- **What you will do**: Write out the items from the line with "Localize each UI" to the line with "grid-cell-dead — [524, 244, 551, 271]" again, substituting "grid-cell-empty" for every "grid-cell-dead" and keeping everything else the same. Leave the pictures out.
>> Start Given data
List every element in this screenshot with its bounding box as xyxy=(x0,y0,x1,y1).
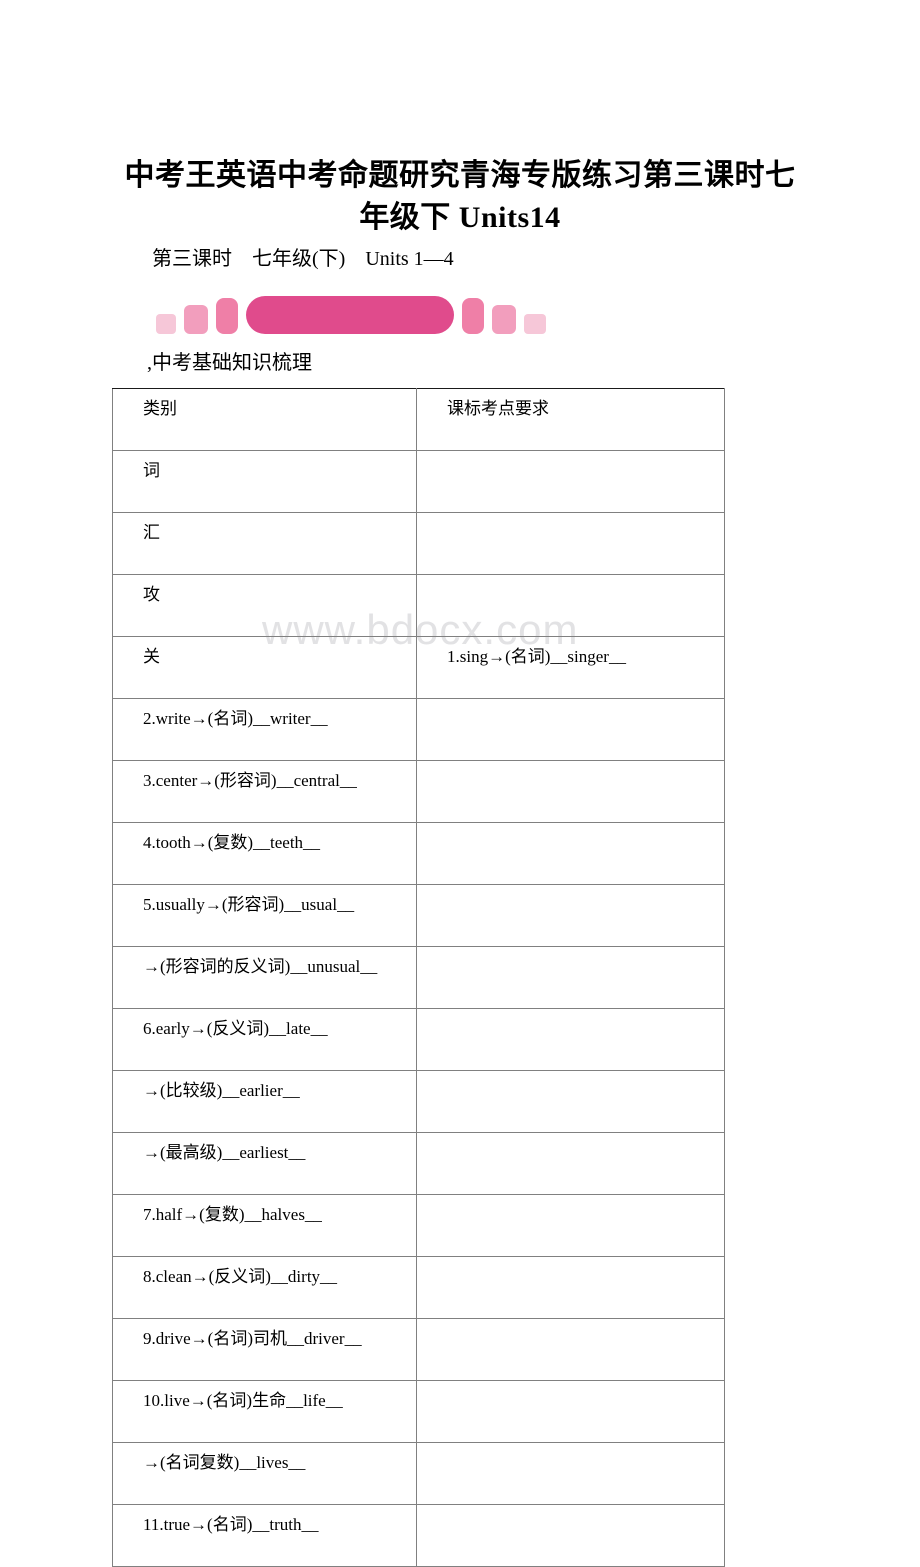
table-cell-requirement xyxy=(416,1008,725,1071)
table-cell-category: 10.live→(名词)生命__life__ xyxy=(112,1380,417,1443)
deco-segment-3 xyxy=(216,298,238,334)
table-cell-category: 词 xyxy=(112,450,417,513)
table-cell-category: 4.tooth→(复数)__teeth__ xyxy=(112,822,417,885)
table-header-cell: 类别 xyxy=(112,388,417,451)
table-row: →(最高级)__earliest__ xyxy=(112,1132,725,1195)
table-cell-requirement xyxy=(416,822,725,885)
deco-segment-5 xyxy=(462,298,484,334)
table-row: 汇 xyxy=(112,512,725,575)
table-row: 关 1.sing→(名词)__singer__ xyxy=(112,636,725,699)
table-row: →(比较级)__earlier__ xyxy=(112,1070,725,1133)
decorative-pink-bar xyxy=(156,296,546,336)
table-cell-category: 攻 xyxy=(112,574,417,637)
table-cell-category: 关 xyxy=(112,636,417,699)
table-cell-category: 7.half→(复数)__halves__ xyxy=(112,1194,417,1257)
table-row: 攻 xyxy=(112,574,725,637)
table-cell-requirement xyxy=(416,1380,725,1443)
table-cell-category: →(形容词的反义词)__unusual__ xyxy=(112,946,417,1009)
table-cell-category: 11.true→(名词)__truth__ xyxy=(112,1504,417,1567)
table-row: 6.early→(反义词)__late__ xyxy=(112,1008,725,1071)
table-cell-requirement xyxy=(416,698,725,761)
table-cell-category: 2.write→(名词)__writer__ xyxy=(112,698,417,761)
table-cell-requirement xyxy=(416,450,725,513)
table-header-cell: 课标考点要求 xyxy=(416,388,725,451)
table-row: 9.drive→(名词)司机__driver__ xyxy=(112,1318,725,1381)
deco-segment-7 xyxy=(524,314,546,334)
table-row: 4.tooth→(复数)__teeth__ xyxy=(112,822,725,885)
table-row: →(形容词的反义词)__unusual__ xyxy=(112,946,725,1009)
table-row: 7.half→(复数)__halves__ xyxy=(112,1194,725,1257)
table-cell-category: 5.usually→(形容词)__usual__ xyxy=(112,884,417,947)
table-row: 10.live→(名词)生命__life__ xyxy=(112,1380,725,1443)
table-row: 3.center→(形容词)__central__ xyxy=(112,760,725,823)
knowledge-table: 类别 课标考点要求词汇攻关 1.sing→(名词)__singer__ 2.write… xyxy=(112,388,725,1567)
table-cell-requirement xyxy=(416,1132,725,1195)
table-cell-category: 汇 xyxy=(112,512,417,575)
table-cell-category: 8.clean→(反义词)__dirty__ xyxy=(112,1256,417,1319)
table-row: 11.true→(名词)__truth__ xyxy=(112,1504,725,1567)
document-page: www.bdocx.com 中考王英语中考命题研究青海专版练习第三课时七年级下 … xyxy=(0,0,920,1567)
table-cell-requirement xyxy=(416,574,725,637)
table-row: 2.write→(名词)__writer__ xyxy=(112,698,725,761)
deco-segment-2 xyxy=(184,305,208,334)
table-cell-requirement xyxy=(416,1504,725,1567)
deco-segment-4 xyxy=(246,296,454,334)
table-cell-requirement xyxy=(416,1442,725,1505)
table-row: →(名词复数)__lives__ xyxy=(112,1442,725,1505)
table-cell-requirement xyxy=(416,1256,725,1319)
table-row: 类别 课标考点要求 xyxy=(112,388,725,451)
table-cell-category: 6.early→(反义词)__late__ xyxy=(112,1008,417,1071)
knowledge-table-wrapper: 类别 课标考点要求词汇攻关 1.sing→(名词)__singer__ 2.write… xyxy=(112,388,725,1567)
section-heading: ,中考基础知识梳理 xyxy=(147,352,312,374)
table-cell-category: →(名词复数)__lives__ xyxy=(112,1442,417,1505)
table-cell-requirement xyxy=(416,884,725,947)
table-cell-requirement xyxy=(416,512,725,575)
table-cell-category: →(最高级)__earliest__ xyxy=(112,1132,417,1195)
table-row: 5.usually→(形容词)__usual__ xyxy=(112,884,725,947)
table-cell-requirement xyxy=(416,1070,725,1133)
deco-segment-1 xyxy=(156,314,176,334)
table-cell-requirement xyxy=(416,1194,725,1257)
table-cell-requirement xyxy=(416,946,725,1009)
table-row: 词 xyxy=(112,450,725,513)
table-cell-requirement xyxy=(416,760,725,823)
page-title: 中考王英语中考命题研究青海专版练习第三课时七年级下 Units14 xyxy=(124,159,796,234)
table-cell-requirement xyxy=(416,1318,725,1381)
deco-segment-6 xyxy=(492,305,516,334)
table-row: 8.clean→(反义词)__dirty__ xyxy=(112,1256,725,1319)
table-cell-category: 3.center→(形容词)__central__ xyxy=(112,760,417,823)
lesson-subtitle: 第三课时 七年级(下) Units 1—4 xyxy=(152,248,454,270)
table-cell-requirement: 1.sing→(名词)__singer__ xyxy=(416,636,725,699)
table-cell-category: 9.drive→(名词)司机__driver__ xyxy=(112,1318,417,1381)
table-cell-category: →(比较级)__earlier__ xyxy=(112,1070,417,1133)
>> End Given data
>> Start Given data
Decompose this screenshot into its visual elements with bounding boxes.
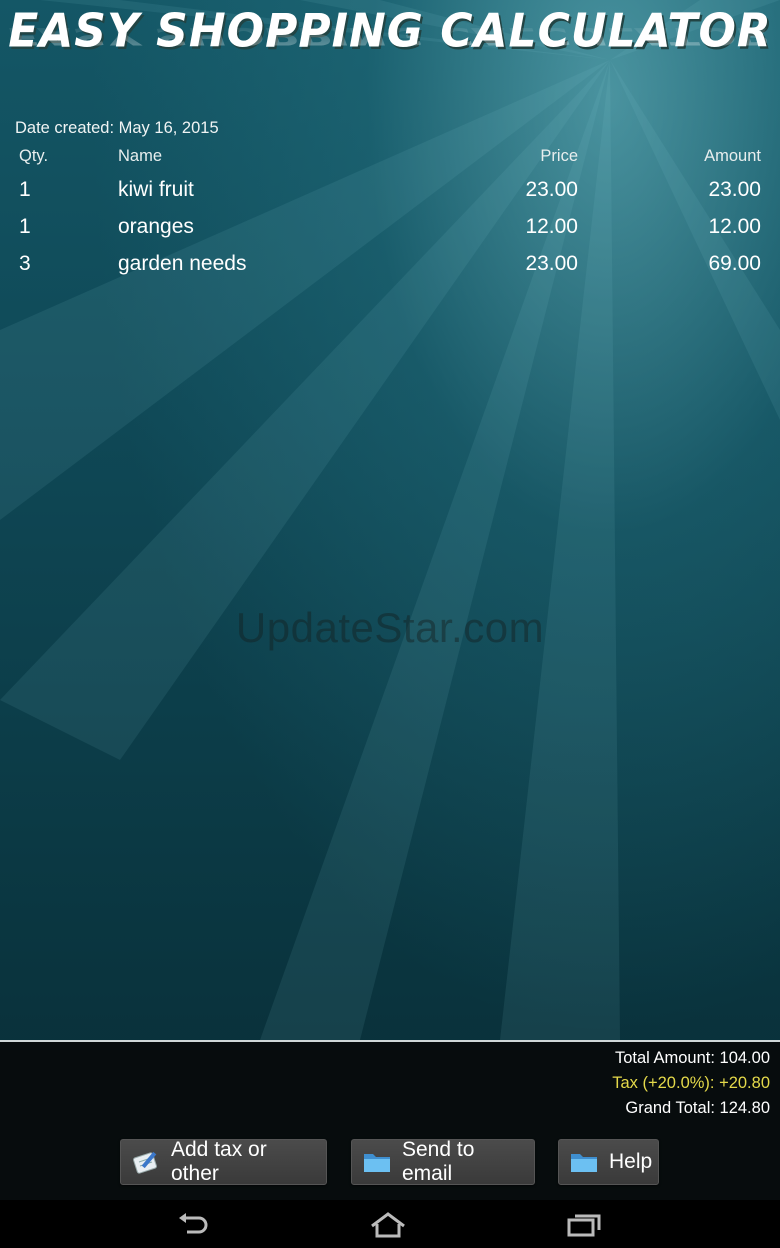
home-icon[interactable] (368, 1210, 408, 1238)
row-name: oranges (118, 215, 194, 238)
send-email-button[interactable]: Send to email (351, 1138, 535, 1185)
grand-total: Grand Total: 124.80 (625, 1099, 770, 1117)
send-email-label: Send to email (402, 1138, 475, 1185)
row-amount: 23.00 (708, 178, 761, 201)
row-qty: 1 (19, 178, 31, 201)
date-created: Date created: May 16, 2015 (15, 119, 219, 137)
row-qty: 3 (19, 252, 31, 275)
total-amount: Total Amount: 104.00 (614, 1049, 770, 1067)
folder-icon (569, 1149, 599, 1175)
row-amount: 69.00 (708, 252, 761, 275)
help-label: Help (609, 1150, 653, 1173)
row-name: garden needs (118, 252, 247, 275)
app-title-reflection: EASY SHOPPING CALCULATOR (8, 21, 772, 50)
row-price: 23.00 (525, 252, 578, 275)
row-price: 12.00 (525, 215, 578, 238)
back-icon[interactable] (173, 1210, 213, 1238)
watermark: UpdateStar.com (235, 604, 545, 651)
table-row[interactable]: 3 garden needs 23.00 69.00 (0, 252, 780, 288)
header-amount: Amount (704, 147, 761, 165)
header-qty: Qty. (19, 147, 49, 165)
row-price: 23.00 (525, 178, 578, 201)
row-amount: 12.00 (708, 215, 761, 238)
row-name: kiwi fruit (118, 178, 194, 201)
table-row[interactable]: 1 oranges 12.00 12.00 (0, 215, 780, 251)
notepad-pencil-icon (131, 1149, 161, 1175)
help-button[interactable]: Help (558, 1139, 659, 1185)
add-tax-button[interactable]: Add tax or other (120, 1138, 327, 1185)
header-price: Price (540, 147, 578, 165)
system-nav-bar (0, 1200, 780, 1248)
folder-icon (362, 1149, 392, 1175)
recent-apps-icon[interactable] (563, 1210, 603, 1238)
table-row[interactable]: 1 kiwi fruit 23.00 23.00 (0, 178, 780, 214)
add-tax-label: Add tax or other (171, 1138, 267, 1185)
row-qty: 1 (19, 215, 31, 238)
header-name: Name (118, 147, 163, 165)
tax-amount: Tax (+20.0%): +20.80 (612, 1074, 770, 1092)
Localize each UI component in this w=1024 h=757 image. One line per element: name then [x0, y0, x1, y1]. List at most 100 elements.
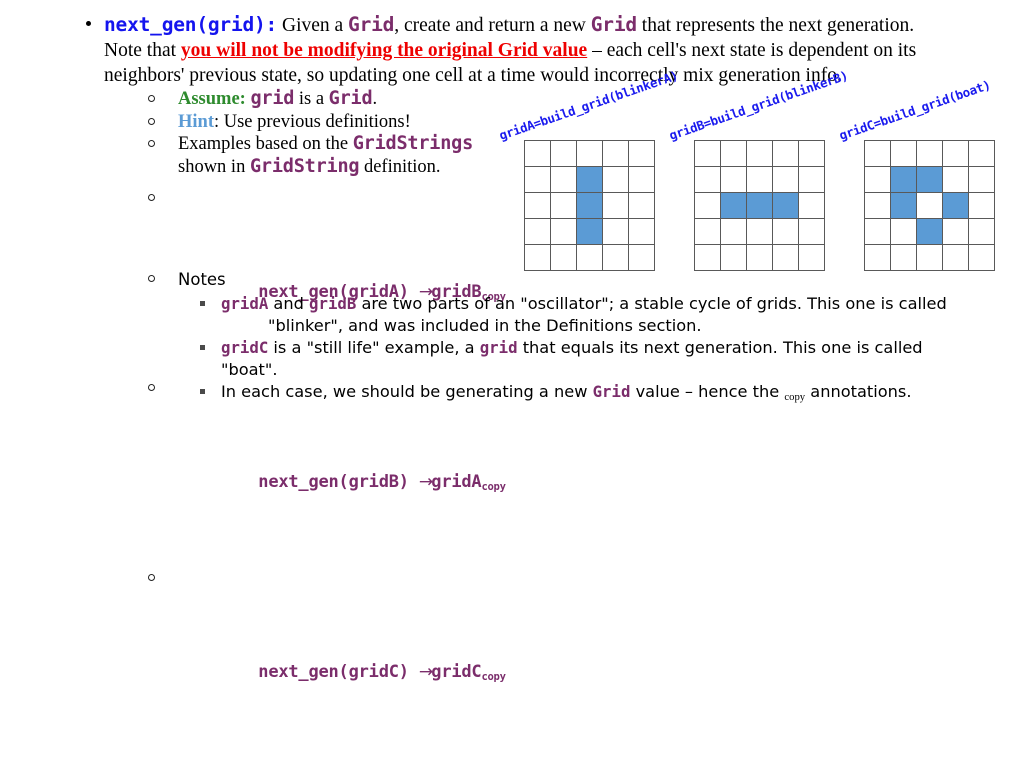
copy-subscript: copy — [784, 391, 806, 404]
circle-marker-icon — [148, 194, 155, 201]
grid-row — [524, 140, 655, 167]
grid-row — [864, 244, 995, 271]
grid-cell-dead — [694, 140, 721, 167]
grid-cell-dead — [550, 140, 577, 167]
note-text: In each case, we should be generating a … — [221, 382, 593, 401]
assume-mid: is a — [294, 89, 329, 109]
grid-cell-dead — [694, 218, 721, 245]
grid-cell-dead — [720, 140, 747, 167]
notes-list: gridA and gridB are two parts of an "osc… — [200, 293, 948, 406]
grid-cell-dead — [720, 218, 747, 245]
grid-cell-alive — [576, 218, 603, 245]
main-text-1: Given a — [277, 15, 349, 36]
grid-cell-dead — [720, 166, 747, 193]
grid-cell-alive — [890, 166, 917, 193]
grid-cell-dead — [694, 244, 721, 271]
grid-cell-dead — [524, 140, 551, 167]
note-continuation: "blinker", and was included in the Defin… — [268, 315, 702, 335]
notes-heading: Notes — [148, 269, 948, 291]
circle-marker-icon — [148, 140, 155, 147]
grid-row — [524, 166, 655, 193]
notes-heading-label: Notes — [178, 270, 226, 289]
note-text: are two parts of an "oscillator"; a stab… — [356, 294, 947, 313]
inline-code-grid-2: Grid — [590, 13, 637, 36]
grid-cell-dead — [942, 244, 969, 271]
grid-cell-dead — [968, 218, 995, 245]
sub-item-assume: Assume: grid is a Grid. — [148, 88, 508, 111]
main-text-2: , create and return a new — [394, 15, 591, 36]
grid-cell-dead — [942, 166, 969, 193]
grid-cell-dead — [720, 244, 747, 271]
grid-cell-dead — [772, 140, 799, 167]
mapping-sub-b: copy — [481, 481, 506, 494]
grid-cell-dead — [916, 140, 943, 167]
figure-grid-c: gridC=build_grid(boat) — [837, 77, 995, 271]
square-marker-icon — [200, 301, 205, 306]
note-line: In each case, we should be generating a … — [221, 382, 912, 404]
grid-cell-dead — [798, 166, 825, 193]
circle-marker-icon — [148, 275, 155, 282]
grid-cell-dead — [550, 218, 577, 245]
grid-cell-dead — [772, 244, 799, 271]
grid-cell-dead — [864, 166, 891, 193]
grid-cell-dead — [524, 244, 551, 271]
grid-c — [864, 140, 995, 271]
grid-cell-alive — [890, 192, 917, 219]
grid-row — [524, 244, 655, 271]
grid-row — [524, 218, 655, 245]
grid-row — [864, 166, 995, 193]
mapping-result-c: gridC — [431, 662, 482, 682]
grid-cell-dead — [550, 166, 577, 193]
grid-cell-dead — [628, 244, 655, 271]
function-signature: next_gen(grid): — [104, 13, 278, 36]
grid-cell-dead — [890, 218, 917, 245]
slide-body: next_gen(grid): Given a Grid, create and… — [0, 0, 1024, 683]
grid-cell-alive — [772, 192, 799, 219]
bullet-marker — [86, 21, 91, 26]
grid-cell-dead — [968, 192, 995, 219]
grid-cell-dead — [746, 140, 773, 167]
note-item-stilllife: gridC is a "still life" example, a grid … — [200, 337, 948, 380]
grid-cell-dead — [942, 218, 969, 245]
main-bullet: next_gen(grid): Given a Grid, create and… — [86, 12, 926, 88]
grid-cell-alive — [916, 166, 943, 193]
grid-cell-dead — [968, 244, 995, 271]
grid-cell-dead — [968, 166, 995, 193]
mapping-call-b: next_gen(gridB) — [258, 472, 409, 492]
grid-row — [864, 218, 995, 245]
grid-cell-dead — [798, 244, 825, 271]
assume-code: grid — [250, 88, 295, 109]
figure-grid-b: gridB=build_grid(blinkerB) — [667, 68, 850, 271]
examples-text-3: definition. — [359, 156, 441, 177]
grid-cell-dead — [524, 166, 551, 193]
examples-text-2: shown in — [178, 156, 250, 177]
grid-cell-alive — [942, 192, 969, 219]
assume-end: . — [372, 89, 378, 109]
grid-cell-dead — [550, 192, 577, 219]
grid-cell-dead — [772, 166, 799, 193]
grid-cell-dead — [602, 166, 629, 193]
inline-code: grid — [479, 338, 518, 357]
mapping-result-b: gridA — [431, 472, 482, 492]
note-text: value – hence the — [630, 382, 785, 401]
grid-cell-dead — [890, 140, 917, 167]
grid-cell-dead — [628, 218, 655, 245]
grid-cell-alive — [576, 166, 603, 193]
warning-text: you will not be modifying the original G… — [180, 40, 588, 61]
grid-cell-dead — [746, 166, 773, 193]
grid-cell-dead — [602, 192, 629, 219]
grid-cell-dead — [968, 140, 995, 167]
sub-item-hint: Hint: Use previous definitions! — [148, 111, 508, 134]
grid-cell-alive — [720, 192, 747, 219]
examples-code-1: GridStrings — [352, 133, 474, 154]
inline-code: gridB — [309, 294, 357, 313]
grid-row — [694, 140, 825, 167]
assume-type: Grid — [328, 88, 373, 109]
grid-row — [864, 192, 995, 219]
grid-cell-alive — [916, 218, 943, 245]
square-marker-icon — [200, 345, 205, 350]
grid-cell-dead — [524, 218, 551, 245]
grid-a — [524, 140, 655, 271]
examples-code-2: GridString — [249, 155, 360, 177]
>> End Given data
>> Start Given data
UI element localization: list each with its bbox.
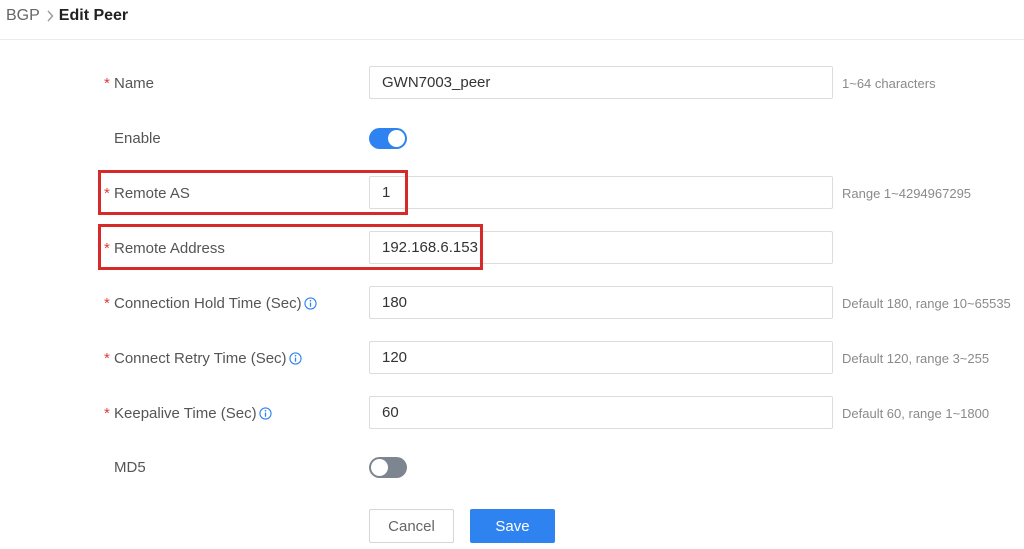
>> End Given data
- **Expected answer**:
Localize each UI component in this w=1024 h=757 image. One line per element: name then [x0, y0, x1, y1]. List at most 100 elements.
copy-subscript: copy — [784, 391, 806, 404]
circle-marker-icon — [148, 194, 155, 201]
grid-row — [524, 140, 655, 167]
grid-row — [864, 244, 995, 271]
grid-cell-empty — [694, 140, 721, 167]
grid-cell-empty — [550, 140, 577, 167]
note-text: In each case, we should be generating a … — [221, 382, 593, 401]
assume-mid: is a — [294, 89, 329, 109]
grid-cell-empty — [694, 218, 721, 245]
grid-cell-empty — [720, 140, 747, 167]
notes-list: gridA and gridB are two parts of an "osc… — [200, 293, 948, 406]
grid-cell-empty — [720, 218, 747, 245]
grid-cell-alive — [576, 218, 603, 245]
main-text-1: Given a — [277, 15, 349, 36]
grid-cell-empty — [720, 166, 747, 193]
grid-cell-alive — [890, 166, 917, 193]
grid-cell-empty — [694, 244, 721, 271]
grid-cell-empty — [524, 140, 551, 167]
note-continuation: "blinker", and was included in the Defin… — [268, 315, 702, 335]
notes-heading: Notes — [148, 269, 948, 291]
circle-marker-icon — [148, 140, 155, 147]
grid-row — [524, 166, 655, 193]
notes-heading-label: Notes — [178, 270, 226, 289]
note-text: are two parts of an "oscillator"; a stab… — [356, 294, 947, 313]
inline-code-grid-2: Grid — [590, 13, 637, 36]
grid-cell-empty — [942, 244, 969, 271]
grid-cell-empty — [968, 218, 995, 245]
sub-item-assume: Assume: grid is a Grid. — [148, 88, 508, 111]
main-text-2: , create and return a new — [394, 15, 591, 36]
grid-cell-empty — [942, 166, 969, 193]
grid-cell-empty — [720, 244, 747, 271]
grid-cell-empty — [772, 140, 799, 167]
mapping-sub-b: copy — [481, 481, 506, 494]
grid-cell-empty — [916, 140, 943, 167]
figure-grid-c: gridC=build_grid(boat) — [837, 77, 995, 271]
square-marker-icon — [200, 301, 205, 306]
note-line: In each case, we should be generating a … — [221, 382, 912, 404]
grid-cell-empty — [798, 166, 825, 193]
circle-marker-icon — [148, 275, 155, 282]
grid-cell-empty — [550, 218, 577, 245]
grid-cell-empty — [772, 244, 799, 271]
grid-cell-empty — [864, 166, 891, 193]
grid-cell-empty — [524, 244, 551, 271]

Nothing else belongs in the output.